WHAT TO WORK ON:
Word for word, restate every line of the material.
======
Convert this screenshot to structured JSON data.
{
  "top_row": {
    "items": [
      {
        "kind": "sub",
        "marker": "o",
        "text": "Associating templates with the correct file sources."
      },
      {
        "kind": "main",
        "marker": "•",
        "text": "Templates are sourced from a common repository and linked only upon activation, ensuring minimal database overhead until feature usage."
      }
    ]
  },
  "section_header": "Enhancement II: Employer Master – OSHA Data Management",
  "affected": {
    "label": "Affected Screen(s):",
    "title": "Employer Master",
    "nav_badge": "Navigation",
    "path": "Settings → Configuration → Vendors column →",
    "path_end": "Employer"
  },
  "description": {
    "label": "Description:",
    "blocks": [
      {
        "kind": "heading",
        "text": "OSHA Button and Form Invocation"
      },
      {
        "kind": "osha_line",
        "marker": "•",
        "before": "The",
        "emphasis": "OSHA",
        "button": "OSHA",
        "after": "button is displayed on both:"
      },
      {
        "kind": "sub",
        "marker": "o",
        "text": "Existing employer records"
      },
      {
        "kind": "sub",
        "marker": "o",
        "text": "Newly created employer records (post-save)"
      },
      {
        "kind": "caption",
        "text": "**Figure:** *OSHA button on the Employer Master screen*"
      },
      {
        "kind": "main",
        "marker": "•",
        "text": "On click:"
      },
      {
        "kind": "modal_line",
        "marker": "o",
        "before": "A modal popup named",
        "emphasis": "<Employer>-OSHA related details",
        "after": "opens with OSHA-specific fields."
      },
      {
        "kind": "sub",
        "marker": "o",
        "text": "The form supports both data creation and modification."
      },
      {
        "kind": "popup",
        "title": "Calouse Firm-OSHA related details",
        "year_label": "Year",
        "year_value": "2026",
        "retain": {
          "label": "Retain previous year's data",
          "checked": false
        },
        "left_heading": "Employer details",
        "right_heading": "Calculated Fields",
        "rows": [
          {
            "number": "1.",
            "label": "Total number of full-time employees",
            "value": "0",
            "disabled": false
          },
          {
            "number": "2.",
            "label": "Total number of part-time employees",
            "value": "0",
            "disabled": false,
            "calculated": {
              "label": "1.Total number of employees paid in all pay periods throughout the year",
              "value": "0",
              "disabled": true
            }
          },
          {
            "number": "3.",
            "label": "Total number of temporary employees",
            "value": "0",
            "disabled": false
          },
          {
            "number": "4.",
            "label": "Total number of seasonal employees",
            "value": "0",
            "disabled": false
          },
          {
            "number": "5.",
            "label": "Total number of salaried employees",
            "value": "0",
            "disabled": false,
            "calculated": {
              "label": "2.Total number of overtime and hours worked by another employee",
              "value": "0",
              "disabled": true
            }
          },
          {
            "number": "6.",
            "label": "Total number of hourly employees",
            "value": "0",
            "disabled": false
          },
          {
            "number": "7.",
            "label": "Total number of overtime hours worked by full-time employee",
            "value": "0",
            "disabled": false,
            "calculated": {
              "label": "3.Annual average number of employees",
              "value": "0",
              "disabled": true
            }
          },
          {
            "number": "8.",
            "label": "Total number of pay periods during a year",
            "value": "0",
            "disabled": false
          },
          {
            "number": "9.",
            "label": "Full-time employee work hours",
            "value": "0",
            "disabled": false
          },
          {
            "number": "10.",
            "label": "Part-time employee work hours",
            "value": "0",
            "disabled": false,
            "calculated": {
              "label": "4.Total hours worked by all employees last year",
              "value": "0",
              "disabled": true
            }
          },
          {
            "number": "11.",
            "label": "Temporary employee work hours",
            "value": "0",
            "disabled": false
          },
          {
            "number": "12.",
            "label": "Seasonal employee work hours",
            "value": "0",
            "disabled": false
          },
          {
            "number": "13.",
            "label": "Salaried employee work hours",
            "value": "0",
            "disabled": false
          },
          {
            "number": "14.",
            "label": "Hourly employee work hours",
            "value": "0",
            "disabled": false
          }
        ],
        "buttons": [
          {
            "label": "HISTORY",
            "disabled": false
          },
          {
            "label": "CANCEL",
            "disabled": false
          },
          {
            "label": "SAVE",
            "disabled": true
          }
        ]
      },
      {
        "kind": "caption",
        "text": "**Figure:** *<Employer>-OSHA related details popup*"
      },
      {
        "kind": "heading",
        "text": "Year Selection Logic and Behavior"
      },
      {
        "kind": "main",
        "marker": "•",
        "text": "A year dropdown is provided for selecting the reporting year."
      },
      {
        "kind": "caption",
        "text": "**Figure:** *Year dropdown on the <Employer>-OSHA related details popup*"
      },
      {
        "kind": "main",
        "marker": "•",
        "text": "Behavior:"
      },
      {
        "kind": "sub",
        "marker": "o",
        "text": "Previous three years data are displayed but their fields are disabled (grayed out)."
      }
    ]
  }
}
======
RESULT BELOW:
Convert this screenshot to structured JSON data.
{
  "top_row": {
    "items": [
      {
        "kind": "sub",
        "marker": "o",
        "text": "Associating templates with the correct file sources."
      },
      {
        "kind": "main",
        "marker": "•",
        "text": "Templates are sourced from a common repository and linked only upon activation, ensuring minimal database overhead until feature usage."
      }
    ]
  },
  "section_header": "Enhancement II: Employer Master – OSHA Data Management",
  "affected": {
    "label": "Affected Screen(s):",
    "title": "Employer Master",
    "nav_badge": "Navigation",
    "path": "Settings → Configuration → Vendors column →",
    "path_end": "Employer"
  },
  "description": {
    "label": "Description:",
    "blocks": [
      {
        "kind": "heading",
        "text": "OSHA Button and Form Invocation"
      },
      {
        "kind": "osha_line",
        "marker": "•",
        "before": "The",
        "emphasis": "OSHA",
        "button": "OSHA",
        "after": "button is displayed on both:"
      },
      {
        "kind": "sub",
        "marker": "o",
        "text": "Existing employer records"
      },
      {
        "kind": "sub",
        "marker": "o",
        "text": "Newly created employer records (post-save)"
      },
      {
        "kind": "caption",
        "text": "**Figure:** *OSHA button on the Employer Master screen*"
      },
      {
        "kind": "main",
        "marker": "•",
        "text": "On click:"
      },
      {
        "kind": "modal_line",
        "marker": "o",
        "before": "A modal popup named",
        "emphasis": "<Employer>-OSHA related details",
        "after": "opens with OSHA-specific fields."
      },
      {
        "kind": "sub",
        "marker": "o",
        "text": "The form supports both data creation and modification."
      },
      {
        "kind": "popup",
        "title": "Calouse Firm-OSHA related details",
        "year_label": "Year",
        "year_value": "2026",
        "retain": {
          "label": "Retain previous year's data",
          "checked": false
        },
        "left_heading": "Employer details",
        "right_heading": "Calculated Fields",
        "rows": [
          {
            "number": "1.",
            "label": "Total number of full-time employees",
            "value": "0",
            "disabled": false
          },
          {
            "number": "2.",
            "label": "Total number of part-time employees",
            "value": "0",
            "disabled": false,
            "calculated": {
              "label": "1.Total number of employees paid in all pay periods throughout the year",
              "value": "0",
              "disabled": true
            }
          },
          {
            "number": "3.",
            "label": "Total number of temporary employees",
            "value": "0",
            "disabled": false
          },
          {
            "number": "4.",
            "label": "Total number of seasonal employees",
            "value": "0",
            "disabled": false
          },
          {
            "number": "5.",
            "label": "Total number of salaried employees",
            "value": "0",
            "disabled": false,
            "calculated": {
              "label": "2.Total number of overtime and hours worked by another employee",
              "value": "0",
              "disabled": true
            }
          },
          {
            "number": "6.",
            "label": "Total number of hourly employees",
            "value": "0",
            "disabled": false
          },
          {
            "number": "7.",
            "label": "Total number of overtime hours worked by full-time employee",
            "value": "0",
            "disabled": false,
            "calculated": {
              "label": "3.Annual average number of employees",
              "value": "0",
              "disabled": true
            }
          },
          {
            "number": "8.",
            "label": "Total number of pay periods during a year",
            "value": "0",
            "disabled": false
          },
          {
            "number": "9.",
            "label": "Full-time employee work hours",
            "value": "0",
            "disabled": false
          },
          {
            "number": "10.",
            "label": "Part-time employee work hours",
            "value": "0",
            "disabled": false,
            "calculated": {
              "label": "4.Total hours worked by all employees last year",
              "value": "0",
              "disabled": true
            }
          },
          {
            "number": "11.",
            "label": "Temporary employee work hours",
            "value": "0",
            "disabled": false
          },
          {
            "number": "12.",
            "label": "Seasonal employee work hours",
            "value": "0",
            "disabled": false
          },
          {
            "number": "13.",
            "label": "Salaried employee work hours",
            "value": "0",
            "disabled": false
          },
          {
            "number": "14.",
            "label": "Hourly employee work hours",
            "value": "0",
            "disabled": false
          }
        ],
        "buttons": [
          {
            "label": "HISTORY",
            "disabled": false
          },
          {
            "label": "CANCEL",
            "disabled": false
          },
          {
            "label": "SAVE",
            "disabled": true
          }
        ]
      },
      {
        "kind": "caption",
        "text": "**Figure:** *<Employer>-OSHA related details popup*"
      },
      {
        "kind": "heading",
        "text": "Year Selection Logic and Behavior"
      },
      {
        "kind": "main",
        "marker": "•",
        "text": "A year dropdown is provided for selecting the reporting year."
      },
      {
        "kind": "caption",
        "text": "**Figure:** *Year dropdown on the <Employer>-OSHA related details popup*"
      },
      {
        "kind": "main",
        "marker": "•",
        "text": "Behavior:"
      },
      {
        "kind": "sub",
        "marker": "o",
        "text": "Previous three years data are displayed but their fields are disabled (grayed out)."
      }
    ]
  }
}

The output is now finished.